Extracts from a graphics dataset:
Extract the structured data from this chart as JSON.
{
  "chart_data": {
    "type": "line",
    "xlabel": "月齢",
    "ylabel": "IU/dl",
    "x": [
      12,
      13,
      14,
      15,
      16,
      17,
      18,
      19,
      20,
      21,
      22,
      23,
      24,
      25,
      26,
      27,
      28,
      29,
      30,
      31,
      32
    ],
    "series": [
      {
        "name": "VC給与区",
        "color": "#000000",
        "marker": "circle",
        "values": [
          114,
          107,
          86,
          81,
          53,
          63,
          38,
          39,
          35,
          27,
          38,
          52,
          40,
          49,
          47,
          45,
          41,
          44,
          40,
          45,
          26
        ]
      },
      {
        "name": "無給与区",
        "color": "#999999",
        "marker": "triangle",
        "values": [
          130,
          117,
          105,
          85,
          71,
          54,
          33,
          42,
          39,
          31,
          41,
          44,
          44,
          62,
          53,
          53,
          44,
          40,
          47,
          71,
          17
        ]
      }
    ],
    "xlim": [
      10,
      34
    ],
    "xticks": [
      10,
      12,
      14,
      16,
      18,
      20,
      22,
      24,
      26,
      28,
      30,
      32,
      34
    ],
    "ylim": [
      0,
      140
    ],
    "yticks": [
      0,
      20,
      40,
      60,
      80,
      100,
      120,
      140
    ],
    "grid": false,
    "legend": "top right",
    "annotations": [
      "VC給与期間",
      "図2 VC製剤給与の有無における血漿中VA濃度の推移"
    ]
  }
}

What needs to be done:
Copy all of the material word for word.

The result:
Extract the structured data from this chart as JSON.
{
  "chart_data": {
    "type": "line",
    "xlabel": "月齢",
    "ylabel": "IU/dl",
    "x": [
      12,
      13,
      14,
      15,
      16,
      17,
      18,
      19,
      20,
      21,
      22,
      23,
      24,
      25,
      26,
      27,
      28,
      29,
      30,
      31,
      32
    ],
    "series": [
      {
        "name": "VC給与区",
        "color": "#000000",
        "marker": "circle",
        "values": [
          114,
          107,
          86,
          81,
          53,
          63,
          38,
          39,
          35,
          27,
          38,
          52,
          40,
          49,
          47,
          45,
          41,
          44,
          40,
          45,
          26
        ]
      },
      {
        "name": "無給与区",
        "color": "#999999",
        "marker": "triangle",
        "values": [
          130,
          117,
          105,
          85,
          71,
          54,
          33,
          42,
          39,
          31,
          41,
          44,
          44,
          62,
          53,
          53,
          44,
          40,
          47,
          71,
          17
        ]
      }
    ],
    "xlim": [
      10,
      34
    ],
    "xticks": [
      10,
      12,
      14,
      16,
      18,
      20,
      22,
      24,
      26,
      28,
      30,
      32,
      34
    ],
    "ylim": [
      0,
      140
    ],
    "yticks": [
      0,
      20,
      40,
      60,
      80,
      100,
      120,
      140
    ],
    "grid": false,
    "legend": "top right",
    "annotations": [
      "VC給与期間",
      "図2 VC製剤給与の有無における血漿中VA濃度の推移"
    ]
  }
}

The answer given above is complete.